**What the exercise asks**. Tally the lines of the listing that contain the string "located". Give the number and nothing else.
_____
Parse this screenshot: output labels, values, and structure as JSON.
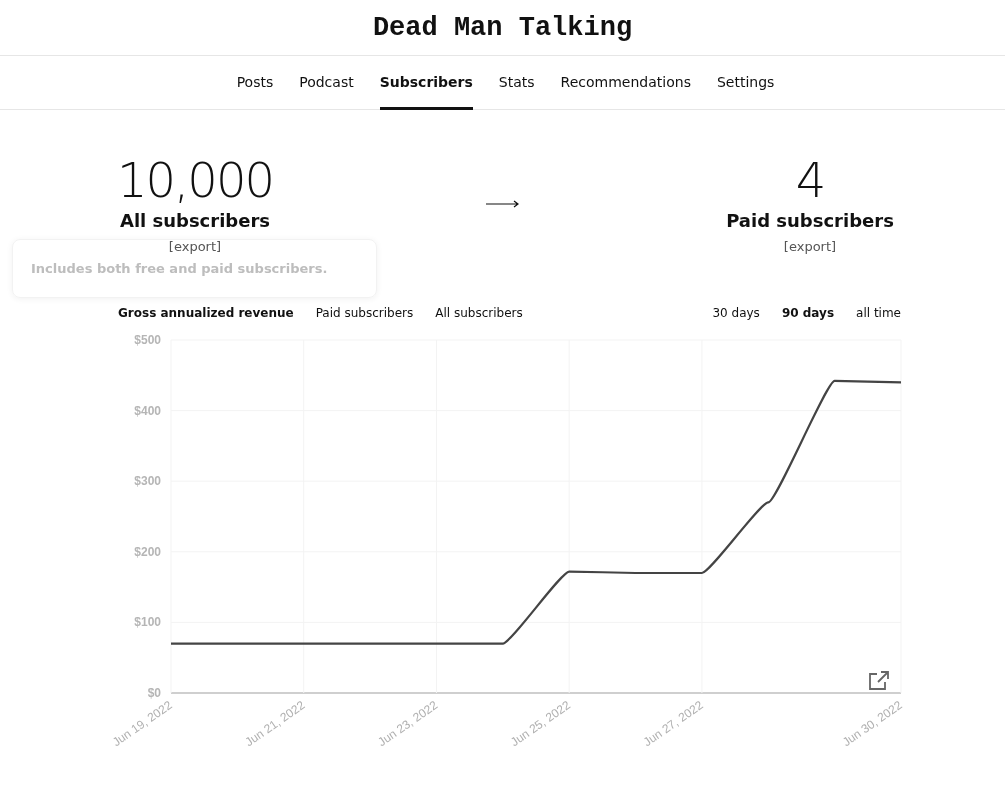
{
  "title": "Dead Man Talking",
  "nav": [
    {
      "label": "Posts",
      "selected": false
    },
    {
      "label": "Podcast",
      "selected": false
    },
    {
      "label": "Subscribers",
      "selected": true
    },
    {
      "label": "Stats",
      "selected": false
    },
    {
      "label": "Recommendations",
      "selected": false
    },
    {
      "label": "Settings",
      "selected": false
    }
  ],
  "stats": [
    {
      "value": "10,000",
      "label": "All subscribers",
      "export": "[export]"
    },
    {
      "value": "4",
      "label": "Paid subscribers",
      "export": "[export]"
    }
  ],
  "tooltip": "Includes both free and paid subscribers.",
  "chart_tabs": [
    {
      "label": "Gross annualized revenue",
      "selected": true
    },
    {
      "label": "Paid subscribers",
      "selected": false
    },
    {
      "label": "All subscribers",
      "selected": false
    }
  ],
  "ranges": [
    {
      "label": "30 days",
      "selected": false
    },
    {
      "label": "90 days",
      "selected": true
    },
    {
      "label": "all time",
      "selected": false
    }
  ],
  "chart_data": {
    "type": "line",
    "categories": [
      "Jun 19, 2022",
      null,
      "Jun 21, 2022",
      null,
      "Jun 23, 2022",
      null,
      "Jun 25, 2022",
      null,
      "Jun 27, 2022",
      null,
      null,
      "Jun 30, 2022"
    ],
    "series": [
      {
        "color": "#444444",
        "values": [
          70,
          70,
          70,
          70,
          70,
          70,
          172,
          170,
          170,
          270,
          442,
          440
        ]
      }
    ],
    "ylim": [
      0,
      500
    ],
    "grid": true,
    "yticks": [
      {
        "value": 0,
        "label": "$0"
      },
      {
        "value": 100,
        "label": "$100"
      },
      {
        "value": 200,
        "label": "$200"
      },
      {
        "value": 300,
        "label": "$300"
      },
      {
        "value": 400,
        "label": "$400"
      },
      {
        "value": 500,
        "label": "$500"
      }
    ]
  }
}
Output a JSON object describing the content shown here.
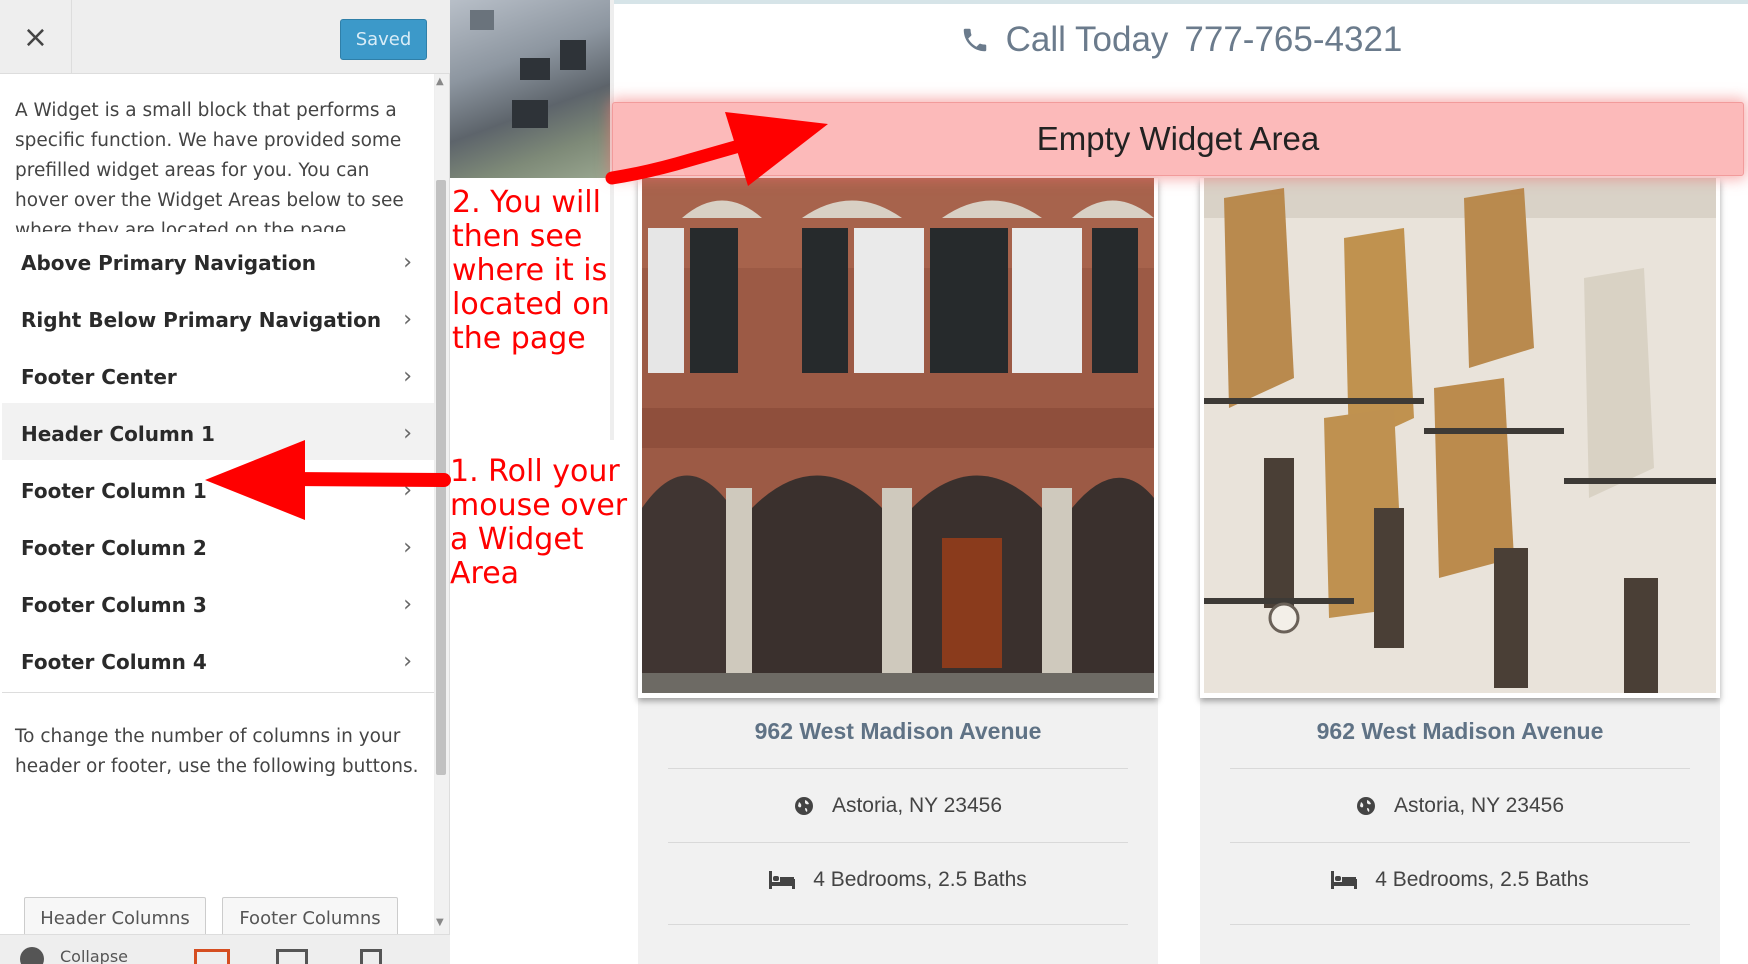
{
  "panel": {
    "close_symbol": "×",
    "saved_label": "Saved",
    "intro": "A Widget is a small block that performs a specific function. We have provided some prefilled widget areas for you. You can hover over the Widget Areas below to see where they are located on the page.",
    "widget_areas": [
      {
        "label": "Above Primary Navigation"
      },
      {
        "label": "Right Below Primary Navigation"
      },
      {
        "label": "Footer Center"
      },
      {
        "label": "Header Column 1"
      },
      {
        "label": "Footer Column 1"
      },
      {
        "label": "Footer Column 2"
      },
      {
        "label": "Footer Column 3"
      },
      {
        "label": "Footer Column 4"
      }
    ],
    "chevron": "›",
    "columns_note": "To change the number of columns in your header or footer, use the following buttons.",
    "header_columns_label": "Header Columns",
    "footer_columns_label": "Footer Columns",
    "collapse_label": "Collapse",
    "icons": [
      "close-icon",
      "chevron-right-icon",
      "collapse-icon",
      "desktop-icon",
      "tablet-icon",
      "mobile-icon"
    ]
  },
  "preview": {
    "call_label": "Call Today",
    "phone": "777-765-4321",
    "widget_area_label": "Empty Widget Area",
    "listings": [
      {
        "address": "962 West Madison Avenue",
        "location": "Astoria, NY 23456",
        "rooms": "4 Bedrooms, 2.5 Baths"
      },
      {
        "address": "962 West Madison Avenue",
        "location": "Astoria, NY 23456",
        "rooms": "4 Bedrooms, 2.5 Baths"
      }
    ],
    "icons": [
      "phone-icon",
      "globe-icon",
      "bed-icon"
    ]
  },
  "annotations": {
    "step1": [
      "1. Roll your",
      "mouse over",
      "a Widget",
      "Area"
    ],
    "step2": [
      "2. You will",
      "then see",
      "where it is",
      "located on",
      "the page"
    ],
    "color": "#ff0000"
  },
  "colors": {
    "saved_button": "#3c99c9",
    "widget_highlight": "#fcbaba",
    "listing_title": "#5f7285",
    "annotation_red": "#ff0000"
  }
}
_____
**Answer**. 2